> [Prompt] Examine the entries and show every line in which the word "this" is found.
[Begin]
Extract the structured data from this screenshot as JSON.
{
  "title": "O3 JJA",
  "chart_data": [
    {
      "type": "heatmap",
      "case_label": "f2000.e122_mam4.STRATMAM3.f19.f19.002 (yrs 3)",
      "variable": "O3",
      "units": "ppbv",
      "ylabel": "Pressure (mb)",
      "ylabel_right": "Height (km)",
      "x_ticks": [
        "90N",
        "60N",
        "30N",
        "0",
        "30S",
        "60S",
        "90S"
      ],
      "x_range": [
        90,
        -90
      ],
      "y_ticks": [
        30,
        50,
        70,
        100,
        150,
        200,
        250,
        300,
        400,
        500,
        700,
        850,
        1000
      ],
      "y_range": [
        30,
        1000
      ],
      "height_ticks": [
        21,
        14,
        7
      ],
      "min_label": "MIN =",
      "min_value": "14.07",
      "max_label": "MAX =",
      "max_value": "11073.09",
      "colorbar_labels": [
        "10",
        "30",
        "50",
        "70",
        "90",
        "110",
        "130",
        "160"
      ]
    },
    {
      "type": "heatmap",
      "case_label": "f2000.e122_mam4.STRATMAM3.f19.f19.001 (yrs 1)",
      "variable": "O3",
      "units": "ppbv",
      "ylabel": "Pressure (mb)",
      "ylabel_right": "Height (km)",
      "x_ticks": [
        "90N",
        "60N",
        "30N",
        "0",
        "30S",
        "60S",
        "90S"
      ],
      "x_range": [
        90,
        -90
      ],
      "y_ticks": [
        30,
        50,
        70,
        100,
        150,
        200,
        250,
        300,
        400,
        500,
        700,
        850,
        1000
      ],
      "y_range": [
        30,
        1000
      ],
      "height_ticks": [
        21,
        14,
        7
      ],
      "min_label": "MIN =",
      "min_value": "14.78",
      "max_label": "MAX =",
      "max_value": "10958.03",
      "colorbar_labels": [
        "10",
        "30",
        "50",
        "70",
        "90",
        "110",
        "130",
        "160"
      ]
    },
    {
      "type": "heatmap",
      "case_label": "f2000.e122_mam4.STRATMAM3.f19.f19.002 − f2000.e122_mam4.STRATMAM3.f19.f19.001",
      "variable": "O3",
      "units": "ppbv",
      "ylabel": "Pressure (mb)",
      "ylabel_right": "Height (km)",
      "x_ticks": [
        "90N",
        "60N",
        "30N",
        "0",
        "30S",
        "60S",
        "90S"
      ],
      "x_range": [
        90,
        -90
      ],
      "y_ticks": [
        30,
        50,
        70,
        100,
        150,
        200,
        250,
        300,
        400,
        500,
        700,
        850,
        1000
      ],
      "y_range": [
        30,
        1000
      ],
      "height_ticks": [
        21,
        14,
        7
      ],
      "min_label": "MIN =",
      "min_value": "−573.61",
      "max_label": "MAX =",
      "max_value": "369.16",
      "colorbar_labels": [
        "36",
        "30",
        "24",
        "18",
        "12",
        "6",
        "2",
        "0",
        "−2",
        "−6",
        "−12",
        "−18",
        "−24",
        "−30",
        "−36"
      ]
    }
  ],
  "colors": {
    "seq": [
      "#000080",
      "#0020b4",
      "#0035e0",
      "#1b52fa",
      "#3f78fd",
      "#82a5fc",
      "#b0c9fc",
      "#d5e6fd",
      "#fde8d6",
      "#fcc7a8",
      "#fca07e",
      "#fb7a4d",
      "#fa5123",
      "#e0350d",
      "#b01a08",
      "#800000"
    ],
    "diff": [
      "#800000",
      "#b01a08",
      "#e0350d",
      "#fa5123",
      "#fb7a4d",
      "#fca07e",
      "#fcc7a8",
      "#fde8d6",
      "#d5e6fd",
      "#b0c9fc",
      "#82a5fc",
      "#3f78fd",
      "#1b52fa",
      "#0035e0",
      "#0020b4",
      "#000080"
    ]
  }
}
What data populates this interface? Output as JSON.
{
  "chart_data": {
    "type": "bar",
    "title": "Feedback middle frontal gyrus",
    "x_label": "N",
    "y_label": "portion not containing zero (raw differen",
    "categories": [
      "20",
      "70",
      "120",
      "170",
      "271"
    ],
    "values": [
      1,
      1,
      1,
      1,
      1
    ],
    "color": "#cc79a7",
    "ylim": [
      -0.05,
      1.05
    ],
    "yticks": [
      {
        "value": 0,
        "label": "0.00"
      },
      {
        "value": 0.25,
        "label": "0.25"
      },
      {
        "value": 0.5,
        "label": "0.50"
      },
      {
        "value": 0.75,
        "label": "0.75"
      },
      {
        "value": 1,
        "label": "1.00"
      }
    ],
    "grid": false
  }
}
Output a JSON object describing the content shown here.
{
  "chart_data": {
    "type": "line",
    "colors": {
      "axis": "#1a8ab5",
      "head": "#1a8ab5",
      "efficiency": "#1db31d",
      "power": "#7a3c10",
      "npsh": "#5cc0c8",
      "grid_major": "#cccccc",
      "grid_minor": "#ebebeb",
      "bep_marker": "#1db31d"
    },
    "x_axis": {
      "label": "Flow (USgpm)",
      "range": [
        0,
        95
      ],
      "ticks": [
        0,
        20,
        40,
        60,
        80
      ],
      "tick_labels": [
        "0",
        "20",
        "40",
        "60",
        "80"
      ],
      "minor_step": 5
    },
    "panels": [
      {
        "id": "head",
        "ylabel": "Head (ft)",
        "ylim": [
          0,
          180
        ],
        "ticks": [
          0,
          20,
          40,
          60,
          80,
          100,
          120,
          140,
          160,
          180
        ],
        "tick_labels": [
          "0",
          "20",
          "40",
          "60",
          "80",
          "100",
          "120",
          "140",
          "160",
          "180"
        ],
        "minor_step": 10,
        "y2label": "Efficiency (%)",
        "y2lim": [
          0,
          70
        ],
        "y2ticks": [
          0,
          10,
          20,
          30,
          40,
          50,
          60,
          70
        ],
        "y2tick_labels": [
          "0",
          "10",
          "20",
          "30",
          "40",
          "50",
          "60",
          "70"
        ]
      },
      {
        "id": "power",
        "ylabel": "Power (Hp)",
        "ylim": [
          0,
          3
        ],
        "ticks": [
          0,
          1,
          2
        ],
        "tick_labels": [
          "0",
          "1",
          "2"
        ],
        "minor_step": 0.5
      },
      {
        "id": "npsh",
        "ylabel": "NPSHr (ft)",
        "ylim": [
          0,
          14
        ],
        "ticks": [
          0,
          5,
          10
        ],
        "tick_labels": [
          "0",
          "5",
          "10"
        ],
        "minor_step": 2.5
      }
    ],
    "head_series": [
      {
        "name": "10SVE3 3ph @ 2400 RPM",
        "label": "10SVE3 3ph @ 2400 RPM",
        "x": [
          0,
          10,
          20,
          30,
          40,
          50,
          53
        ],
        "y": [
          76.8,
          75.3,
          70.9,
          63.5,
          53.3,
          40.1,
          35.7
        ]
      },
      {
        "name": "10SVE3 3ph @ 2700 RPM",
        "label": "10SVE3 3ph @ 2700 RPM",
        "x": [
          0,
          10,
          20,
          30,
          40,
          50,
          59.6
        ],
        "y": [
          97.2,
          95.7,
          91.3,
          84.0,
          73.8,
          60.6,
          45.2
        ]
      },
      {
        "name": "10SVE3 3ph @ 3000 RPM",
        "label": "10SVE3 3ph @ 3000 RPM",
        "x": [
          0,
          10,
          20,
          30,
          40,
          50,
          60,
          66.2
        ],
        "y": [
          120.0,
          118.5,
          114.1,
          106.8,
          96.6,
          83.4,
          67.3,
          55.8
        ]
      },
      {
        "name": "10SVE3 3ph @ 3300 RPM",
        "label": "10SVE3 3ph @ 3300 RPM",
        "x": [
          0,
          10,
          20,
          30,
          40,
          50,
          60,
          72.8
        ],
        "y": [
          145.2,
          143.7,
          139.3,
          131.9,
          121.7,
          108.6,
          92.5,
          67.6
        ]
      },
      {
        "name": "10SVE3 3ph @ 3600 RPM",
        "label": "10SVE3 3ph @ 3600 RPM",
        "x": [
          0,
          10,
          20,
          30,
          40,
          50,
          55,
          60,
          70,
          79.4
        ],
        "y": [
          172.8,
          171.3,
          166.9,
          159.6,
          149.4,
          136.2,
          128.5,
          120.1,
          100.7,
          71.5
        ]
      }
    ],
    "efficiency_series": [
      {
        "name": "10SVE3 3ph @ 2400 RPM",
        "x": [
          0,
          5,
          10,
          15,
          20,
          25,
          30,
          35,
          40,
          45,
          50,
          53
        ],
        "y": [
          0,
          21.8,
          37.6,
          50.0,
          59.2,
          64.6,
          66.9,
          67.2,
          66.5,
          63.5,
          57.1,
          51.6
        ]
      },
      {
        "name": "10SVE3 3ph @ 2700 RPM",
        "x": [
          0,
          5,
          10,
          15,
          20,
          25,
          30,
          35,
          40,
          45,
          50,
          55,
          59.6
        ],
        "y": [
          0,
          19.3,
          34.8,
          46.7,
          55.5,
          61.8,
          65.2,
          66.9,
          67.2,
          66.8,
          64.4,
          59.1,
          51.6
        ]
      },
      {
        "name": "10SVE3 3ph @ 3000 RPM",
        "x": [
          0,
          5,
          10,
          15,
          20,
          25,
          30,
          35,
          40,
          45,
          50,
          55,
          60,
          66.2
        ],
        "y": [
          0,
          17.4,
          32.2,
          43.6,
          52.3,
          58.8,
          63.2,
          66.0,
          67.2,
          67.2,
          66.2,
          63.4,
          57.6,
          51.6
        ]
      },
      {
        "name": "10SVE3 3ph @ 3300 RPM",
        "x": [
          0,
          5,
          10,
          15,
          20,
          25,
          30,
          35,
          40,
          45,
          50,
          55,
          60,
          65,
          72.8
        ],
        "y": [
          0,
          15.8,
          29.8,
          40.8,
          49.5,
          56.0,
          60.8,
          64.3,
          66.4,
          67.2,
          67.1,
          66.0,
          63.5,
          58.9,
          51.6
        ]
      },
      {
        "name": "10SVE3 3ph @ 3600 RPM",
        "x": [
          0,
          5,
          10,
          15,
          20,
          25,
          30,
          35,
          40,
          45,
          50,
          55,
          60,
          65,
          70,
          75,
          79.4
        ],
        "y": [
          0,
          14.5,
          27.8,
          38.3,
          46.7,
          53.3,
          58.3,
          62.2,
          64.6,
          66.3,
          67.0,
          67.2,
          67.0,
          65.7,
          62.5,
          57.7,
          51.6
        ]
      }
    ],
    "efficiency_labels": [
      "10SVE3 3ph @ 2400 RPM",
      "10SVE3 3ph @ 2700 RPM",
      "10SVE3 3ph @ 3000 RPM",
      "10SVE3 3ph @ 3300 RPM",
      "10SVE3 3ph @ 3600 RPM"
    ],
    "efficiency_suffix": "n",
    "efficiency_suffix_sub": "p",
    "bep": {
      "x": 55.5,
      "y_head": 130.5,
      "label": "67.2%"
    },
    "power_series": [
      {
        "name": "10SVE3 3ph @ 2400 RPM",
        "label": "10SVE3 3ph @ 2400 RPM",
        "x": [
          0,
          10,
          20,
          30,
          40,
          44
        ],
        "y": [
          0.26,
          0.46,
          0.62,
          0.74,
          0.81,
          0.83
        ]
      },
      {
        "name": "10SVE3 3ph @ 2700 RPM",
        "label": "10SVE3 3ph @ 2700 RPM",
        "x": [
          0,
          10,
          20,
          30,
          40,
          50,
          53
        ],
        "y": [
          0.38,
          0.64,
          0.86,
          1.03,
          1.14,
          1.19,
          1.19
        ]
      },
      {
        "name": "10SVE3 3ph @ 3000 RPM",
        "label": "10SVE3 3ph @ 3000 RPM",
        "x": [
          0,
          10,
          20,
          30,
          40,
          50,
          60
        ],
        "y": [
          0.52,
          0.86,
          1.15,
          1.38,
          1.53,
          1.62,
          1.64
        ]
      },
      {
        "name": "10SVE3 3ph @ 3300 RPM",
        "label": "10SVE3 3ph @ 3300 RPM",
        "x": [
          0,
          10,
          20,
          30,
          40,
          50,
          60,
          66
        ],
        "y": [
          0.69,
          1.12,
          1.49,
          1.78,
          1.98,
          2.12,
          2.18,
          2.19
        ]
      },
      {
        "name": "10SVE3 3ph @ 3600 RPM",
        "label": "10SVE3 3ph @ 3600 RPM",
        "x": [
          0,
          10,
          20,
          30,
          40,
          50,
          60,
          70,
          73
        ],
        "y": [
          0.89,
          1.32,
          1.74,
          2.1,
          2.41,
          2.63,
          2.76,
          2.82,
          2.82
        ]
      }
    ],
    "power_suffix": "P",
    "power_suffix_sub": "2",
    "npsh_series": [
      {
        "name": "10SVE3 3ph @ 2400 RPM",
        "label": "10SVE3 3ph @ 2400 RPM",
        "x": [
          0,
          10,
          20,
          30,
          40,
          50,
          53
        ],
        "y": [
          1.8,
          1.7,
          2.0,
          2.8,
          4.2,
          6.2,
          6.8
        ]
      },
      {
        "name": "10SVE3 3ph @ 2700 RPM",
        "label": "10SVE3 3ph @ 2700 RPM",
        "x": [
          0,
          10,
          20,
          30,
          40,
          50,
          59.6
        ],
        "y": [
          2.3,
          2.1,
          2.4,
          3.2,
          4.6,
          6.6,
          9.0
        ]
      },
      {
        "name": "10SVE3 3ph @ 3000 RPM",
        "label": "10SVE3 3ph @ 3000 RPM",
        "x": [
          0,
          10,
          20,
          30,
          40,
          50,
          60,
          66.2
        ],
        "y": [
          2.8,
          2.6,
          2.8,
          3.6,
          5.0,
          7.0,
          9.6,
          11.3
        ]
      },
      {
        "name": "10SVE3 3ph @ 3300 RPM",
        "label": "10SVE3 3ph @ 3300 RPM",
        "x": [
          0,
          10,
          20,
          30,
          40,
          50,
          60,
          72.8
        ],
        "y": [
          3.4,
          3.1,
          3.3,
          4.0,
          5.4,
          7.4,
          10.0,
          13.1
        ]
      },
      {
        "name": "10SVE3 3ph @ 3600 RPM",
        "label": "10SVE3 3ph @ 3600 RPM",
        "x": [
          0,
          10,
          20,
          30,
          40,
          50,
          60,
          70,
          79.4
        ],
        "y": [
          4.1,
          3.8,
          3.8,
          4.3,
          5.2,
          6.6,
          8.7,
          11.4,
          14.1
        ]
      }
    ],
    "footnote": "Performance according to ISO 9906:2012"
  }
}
[End]
> [Response]
Extract the structured data from this screenshot as JSON.
What data populates this interface? Output as JSON.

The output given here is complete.